>> BEGIN DATASET RECORDS

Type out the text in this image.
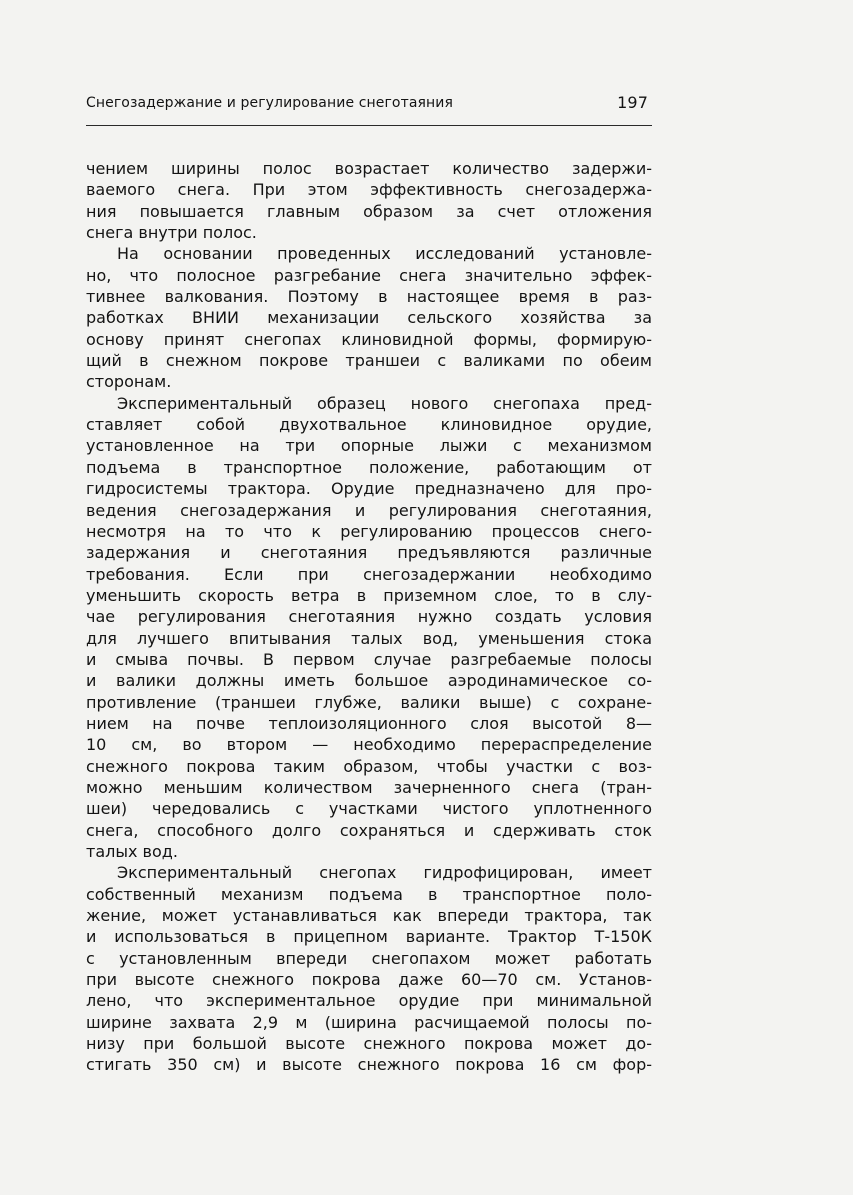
Снегозадержание и регулирование снеготаяния	197
чением ширины полос возрастает количество задержи-
ваемого снега. При этом эффективность снегозадержа-
ния повышается главным образом за счет отложения
снега внутри полос.
На основании проведенных исследований установле-
но, что полосное разгребание снега значительно эффек-
тивнее валкования. Поэтому в настоящее время в раз-
работках ВНИИ механизации сельского хозяйства за
основу принят снегопах клиновидной формы, формирую-
щий в снежном покрове траншеи с валиками по обеим
сторонам.
Экспериментальный образец нового снегопаха пред-
ставляет собой двухотвальное клиновидное орудие,
установленное на три опорные лыжи с механизмом
подъема в транспортное положение, работающим от
гидросистемы трактора. Орудие предназначено для про-
ведения снегозадержания и регулирования снеготаяния,
несмотря на то что к регулированию процессов снего-
задержания и снеготаяния предъявляются различные
требования. Если при снегозадержании необходимо
уменьшить скорость ветра в приземном слое, то в слу-
чае регулирования снеготаяния нужно создать условия
для лучшего впитывания талых вод, уменьшения стока
и смыва почвы. В первом случае разгребаемые полосы
и валики должны иметь большое аэродинамическое со-
противление (траншеи глубже, валики выше) с сохране-
нием на почве теплоизоляционного слоя высотой 8—
10 см, во втором — необходимо перераспределение
снежного покрова таким образом, чтобы участки с воз-
можно меньшим количеством зачерненного снега (тран-
шеи) чередовались с участками чистого уплотненного
снега, способного долго сохраняться и сдерживать сток
талых вод.
Экспериментальный снегопах гидрофицирован, имеет
собственный механизм подъема в транспортное поло-
жение, может устанавливаться как впереди трактора, так
и использоваться в прицепном варианте. Трактор Т-150К
с установленным впереди снегопахом может работать
при высоте снежного покрова даже 60—70 см. Установ-
лено, что экспериментальное орудие при минимальной
ширине захвата 2,9 м (ширина расчищаемой полосы по-
низу при большой высоте снежного покрова может до-
стигать 350 см) и высоте снежного покрова 16 см фор-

>> END DATASET RECORDS

WHAT YOU SHOULD DO: Using the entries above, tally how many lines have the word "образом" in them; write the number and nothing more.

OUTPUT OF THE TASK: 2